**Aim**
Only lines holding the string "connection" are wanted; copy each one from the material.

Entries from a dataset
————————

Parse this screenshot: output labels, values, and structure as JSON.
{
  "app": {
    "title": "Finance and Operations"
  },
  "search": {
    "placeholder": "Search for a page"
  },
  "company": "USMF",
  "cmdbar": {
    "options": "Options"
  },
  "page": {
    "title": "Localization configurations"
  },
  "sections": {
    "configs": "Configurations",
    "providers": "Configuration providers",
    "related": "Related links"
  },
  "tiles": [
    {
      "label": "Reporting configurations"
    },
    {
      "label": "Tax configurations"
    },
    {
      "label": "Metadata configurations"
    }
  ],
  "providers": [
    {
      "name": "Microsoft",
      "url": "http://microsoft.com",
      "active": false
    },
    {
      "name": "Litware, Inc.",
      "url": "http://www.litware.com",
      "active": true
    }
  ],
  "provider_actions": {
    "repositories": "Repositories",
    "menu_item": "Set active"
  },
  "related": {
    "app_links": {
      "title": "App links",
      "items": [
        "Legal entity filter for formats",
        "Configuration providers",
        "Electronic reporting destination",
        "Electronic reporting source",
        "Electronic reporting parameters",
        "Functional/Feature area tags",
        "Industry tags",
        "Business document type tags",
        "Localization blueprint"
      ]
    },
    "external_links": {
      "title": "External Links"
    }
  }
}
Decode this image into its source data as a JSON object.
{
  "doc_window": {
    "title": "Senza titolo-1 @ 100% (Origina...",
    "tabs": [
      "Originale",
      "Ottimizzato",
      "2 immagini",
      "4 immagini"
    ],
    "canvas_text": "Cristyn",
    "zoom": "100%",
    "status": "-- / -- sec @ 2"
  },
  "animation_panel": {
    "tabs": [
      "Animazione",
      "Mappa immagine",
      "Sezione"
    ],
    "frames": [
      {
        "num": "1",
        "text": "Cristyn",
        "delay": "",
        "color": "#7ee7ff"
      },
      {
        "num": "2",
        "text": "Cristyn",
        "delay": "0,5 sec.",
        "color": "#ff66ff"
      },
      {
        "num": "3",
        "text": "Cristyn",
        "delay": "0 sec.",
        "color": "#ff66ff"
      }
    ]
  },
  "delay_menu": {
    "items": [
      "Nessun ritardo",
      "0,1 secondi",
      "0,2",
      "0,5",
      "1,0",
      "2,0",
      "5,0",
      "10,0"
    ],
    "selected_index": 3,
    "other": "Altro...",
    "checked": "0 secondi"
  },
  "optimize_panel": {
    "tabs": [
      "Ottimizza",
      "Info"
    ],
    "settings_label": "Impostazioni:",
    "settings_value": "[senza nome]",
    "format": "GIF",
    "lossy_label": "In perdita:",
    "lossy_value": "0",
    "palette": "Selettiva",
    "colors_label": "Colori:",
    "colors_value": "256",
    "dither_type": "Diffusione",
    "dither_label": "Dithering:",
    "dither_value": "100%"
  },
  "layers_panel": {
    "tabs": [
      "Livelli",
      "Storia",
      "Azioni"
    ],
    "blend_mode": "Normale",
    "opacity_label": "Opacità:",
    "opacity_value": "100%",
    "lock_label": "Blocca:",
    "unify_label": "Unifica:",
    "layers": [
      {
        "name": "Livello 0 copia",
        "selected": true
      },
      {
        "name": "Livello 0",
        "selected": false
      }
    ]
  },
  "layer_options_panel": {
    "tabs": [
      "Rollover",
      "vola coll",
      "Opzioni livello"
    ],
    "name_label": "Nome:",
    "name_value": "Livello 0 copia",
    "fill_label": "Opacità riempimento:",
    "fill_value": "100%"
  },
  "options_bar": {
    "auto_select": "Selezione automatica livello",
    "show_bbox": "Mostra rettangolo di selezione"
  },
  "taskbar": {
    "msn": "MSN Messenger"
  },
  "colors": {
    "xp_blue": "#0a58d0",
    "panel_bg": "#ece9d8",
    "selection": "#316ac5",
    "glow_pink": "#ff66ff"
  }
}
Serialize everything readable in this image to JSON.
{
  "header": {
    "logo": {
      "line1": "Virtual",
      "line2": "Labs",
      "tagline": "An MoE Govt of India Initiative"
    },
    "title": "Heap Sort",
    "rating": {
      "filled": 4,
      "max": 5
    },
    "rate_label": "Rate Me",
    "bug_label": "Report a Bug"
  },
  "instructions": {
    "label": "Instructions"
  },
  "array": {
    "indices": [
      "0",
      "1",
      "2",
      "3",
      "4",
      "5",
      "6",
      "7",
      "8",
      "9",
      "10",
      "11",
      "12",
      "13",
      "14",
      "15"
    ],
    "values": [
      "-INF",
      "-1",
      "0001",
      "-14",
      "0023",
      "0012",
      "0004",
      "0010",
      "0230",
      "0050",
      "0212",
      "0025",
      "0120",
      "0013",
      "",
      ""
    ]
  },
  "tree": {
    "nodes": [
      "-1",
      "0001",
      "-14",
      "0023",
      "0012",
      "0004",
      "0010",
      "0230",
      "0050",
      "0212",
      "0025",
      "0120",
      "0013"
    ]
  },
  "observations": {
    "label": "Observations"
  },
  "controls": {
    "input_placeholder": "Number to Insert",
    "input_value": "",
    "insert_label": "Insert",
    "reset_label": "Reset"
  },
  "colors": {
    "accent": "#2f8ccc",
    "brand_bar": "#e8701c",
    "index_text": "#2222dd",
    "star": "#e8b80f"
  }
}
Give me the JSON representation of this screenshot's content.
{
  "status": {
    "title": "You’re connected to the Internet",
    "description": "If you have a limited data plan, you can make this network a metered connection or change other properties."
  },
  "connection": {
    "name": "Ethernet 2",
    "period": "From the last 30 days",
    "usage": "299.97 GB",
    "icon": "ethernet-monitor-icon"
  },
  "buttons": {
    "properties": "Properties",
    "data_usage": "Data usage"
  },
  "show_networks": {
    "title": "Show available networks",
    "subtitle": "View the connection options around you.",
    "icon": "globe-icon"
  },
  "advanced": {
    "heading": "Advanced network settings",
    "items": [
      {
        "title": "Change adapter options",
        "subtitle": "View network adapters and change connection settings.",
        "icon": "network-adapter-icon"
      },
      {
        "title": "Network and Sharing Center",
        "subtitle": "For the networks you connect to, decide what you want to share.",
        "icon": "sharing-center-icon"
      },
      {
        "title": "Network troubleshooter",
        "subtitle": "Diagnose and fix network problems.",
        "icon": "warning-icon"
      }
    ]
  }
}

————————

**Response**
    "description": "If you have a limited data plan, you can make this network a metered connection or change other properties."
  "connection": {
    "subtitle": "View the connection options around you.",
        "subtitle": "View network adapters and change connection settings.",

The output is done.